> _What is being asked_: In the listing below, pick out lines with "blue".

--- BEGIN Recorded data ---

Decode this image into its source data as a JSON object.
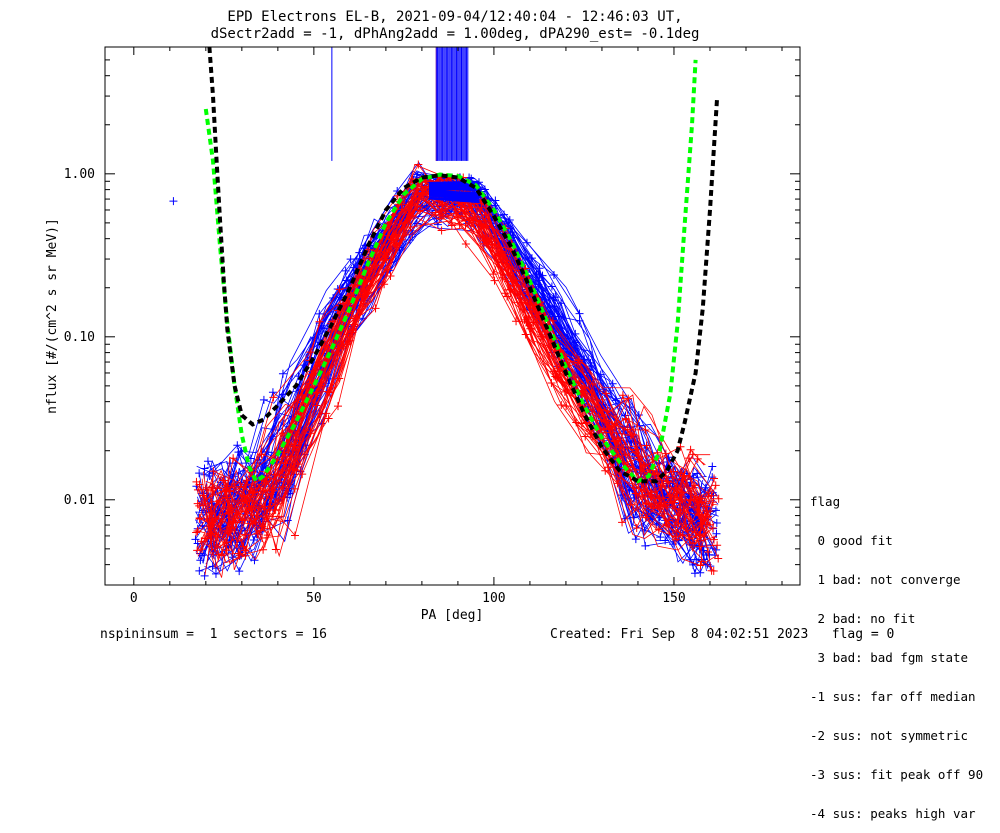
{
  "chart_data": {
    "type": "scatter",
    "title": "EPD Electrons EL-B, 2021-09-04/12:40:04 - 12:46:03 UT,",
    "subtitle": "dSectr2add = -1, dPhAng2add = 1.00deg, dPA290_est=  -0.1deg",
    "xlabel": "PA [deg]",
    "ylabel": "nflux [#/(cm^2 s sr MeV)]",
    "xlim": [
      -8,
      185
    ],
    "ylim": [
      0.003,
      6.0
    ],
    "yscale": "log",
    "xticks": [
      0,
      50,
      100,
      150
    ],
    "xtick_labels": [
      "0",
      "50",
      "100",
      "150"
    ],
    "yticks": [
      0.01,
      0.1,
      1.0
    ],
    "ytick_labels": [
      "0.01",
      "0.10",
      "1.00"
    ],
    "grid": false,
    "colors": {
      "blue": "#0000ff",
      "red": "#ff0000",
      "green": "#00ff00",
      "black": "#000000"
    },
    "series": [
      {
        "color": "#0000ff",
        "style": "line+cross",
        "description_note": "blue sweeps",
        "profile": {
          "x": [
            20,
            38,
            58,
            80,
            95,
            118,
            142,
            160
          ],
          "y": [
            0.007,
            0.012,
            0.15,
            0.82,
            0.75,
            0.12,
            0.012,
            0.007
          ]
        }
      },
      {
        "color": "#ff0000",
        "style": "line+cross",
        "profile": {
          "x": [
            20,
            38,
            58,
            80,
            95,
            118,
            142,
            160
          ],
          "y": [
            0.008,
            0.01,
            0.12,
            0.9,
            0.65,
            0.07,
            0.014,
            0.008
          ]
        }
      },
      {
        "color": "#00ff00",
        "style": "dashed-fit",
        "x": [
          20,
          22,
          24,
          26,
          28,
          30,
          32,
          34,
          36,
          40,
          45,
          50,
          55,
          60,
          65,
          70,
          75,
          80,
          85,
          90,
          95,
          100,
          105,
          110,
          115,
          120,
          125,
          130,
          135,
          140,
          143,
          146,
          149,
          151,
          153,
          155,
          156
        ],
        "y": [
          2.5,
          1.2,
          0.35,
          0.12,
          0.05,
          0.025,
          0.016,
          0.013,
          0.014,
          0.019,
          0.03,
          0.05,
          0.085,
          0.15,
          0.28,
          0.5,
          0.75,
          0.93,
          0.99,
          0.97,
          0.85,
          0.6,
          0.38,
          0.22,
          0.12,
          0.065,
          0.038,
          0.024,
          0.017,
          0.013,
          0.014,
          0.02,
          0.045,
          0.12,
          0.5,
          2.0,
          5.0
        ]
      },
      {
        "color": "#000000",
        "style": "dashed-fit",
        "x": [
          21,
          22,
          23,
          24,
          25,
          26,
          28,
          30,
          33,
          36,
          40,
          45,
          50,
          55,
          60,
          65,
          70,
          75,
          80,
          85,
          90,
          95,
          100,
          105,
          110,
          115,
          120,
          125,
          130,
          135,
          140,
          145,
          148,
          151,
          153,
          156,
          158,
          160,
          162
        ],
        "y": [
          6.0,
          3.0,
          1.2,
          0.5,
          0.22,
          0.11,
          0.05,
          0.033,
          0.029,
          0.031,
          0.038,
          0.05,
          0.075,
          0.12,
          0.2,
          0.36,
          0.6,
          0.82,
          0.95,
          0.98,
          0.95,
          0.82,
          0.55,
          0.35,
          0.2,
          0.11,
          0.06,
          0.034,
          0.021,
          0.015,
          0.013,
          0.013,
          0.015,
          0.02,
          0.03,
          0.06,
          0.15,
          0.6,
          3.0
        ]
      }
    ],
    "vertical_markers": [
      {
        "color": "#0000ff",
        "x": 55,
        "y_from": 1.2
      },
      {
        "color": "#ff0000",
        "x": 84,
        "y_from": 1.2
      },
      {
        "color": "#0000ff",
        "x_range": [
          84,
          93
        ],
        "y_from": 1.2
      }
    ],
    "outliers": [
      {
        "color": "#0000ff",
        "x": 11,
        "y": 0.68
      }
    ]
  },
  "legend": {
    "title": "flag",
    "items": [
      " 0 good fit",
      " 1 bad: not converge",
      " 2 bad: no fit",
      " 3 bad: bad fgm state",
      "-1 sus: far off median",
      "-2 sus: not symmetric",
      "-3 sus: fit peak off 90",
      "-4 sus: peaks high var"
    ]
  },
  "footer": {
    "left": "nspininsum =  1  sectors = 16",
    "right": "Created: Fri Sep  8 04:02:51 2023   flag = 0"
  }
}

--- END Recorded data ---

> _Task output_:
      "blue": "#0000ff",
        "description_note": "blue sweeps",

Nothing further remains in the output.